* THE PROBLEM: Quote all of the data below exactly, please.

* RECORDS SHOWN:

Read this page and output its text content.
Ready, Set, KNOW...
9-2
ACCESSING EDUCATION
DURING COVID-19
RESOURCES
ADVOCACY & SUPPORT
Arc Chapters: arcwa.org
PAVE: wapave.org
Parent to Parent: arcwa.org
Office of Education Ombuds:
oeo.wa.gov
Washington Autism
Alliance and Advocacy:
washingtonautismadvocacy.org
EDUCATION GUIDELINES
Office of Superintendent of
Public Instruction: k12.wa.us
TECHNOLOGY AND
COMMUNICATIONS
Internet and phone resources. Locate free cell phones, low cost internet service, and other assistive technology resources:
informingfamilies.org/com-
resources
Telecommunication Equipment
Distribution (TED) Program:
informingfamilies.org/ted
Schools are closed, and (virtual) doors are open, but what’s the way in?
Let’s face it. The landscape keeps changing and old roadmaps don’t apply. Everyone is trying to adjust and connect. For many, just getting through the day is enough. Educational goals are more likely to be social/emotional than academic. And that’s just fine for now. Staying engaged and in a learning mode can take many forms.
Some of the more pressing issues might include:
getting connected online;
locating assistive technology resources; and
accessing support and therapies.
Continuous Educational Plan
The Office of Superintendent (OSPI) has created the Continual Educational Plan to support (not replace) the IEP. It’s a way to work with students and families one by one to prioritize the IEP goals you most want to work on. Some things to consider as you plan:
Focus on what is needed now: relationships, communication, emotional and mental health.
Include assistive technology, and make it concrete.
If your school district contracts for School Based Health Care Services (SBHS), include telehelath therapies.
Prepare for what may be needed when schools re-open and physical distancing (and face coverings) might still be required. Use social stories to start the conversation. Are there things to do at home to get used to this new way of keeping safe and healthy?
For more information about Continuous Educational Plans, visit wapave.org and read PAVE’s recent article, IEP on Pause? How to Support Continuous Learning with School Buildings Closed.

* WRITTEN SOLUTION:
Read this page and output its text content.
Ready, Set, KNOW...
9-2
ACCESSING EDUCATION
DURING COVID-19
RESOURCES
ADVOCACY & SUPPORT
Arc Chapters: arcwa.org
PAVE: wapave.org
Parent to Parent: arcwa.org
Office of Education Ombuds:
oeo.wa.gov
Washington Autism
Alliance and Advocacy:
washingtonautismadvocacy.org
EDUCATION GUIDELINES
Office of Superintendent of
Public Instruction: k12.wa.us
TECHNOLOGY AND
COMMUNICATIONS
Internet and phone resources. Locate free cell phones, low cost internet service, and other assistive technology resources:
informingfamilies.org/com-
resources
Telecommunication Equipment
Distribution (TED) Program:
informingfamilies.org/ted
Schools are closed, and (virtual) doors are open, but what’s the way in?
Let’s face it. The landscape keeps changing and old roadmaps don’t apply. Everyone is trying to adjust and connect. For many, just getting through the day is enough. Educational goals are more likely to be social/emotional than academic. And that’s just fine for now. Staying engaged and in a learning mode can take many forms.
Some of the more pressing issues might include:
getting connected online;
locating assistive technology resources; and
accessing support and therapies.
Continuous Educational Plan
The Office of Superintendent (OSPI) has created the Continual Educational Plan to support (not replace) the IEP. It’s a way to work with students and families one by one to prioritize the IEP goals you most want to work on. Some things to consider as you plan:
Focus on what is needed now: relationships, communication, emotional and mental health.
Include assistive technology, and make it concrete.
If your school district contracts for School Based Health Care Services (SBHS), include telehelath therapies.
Prepare for what may be needed when schools re-open and physical distancing (and face coverings) might still be required. Use social stories to start the conversation. Are there things to do at home to get used to this new way of keeping safe and healthy?
For more information about Continuous Educational Plans, visit wapave.org and read PAVE’s recent article, IEP on Pause? How to Support Continuous Learning with School Buildings Closed.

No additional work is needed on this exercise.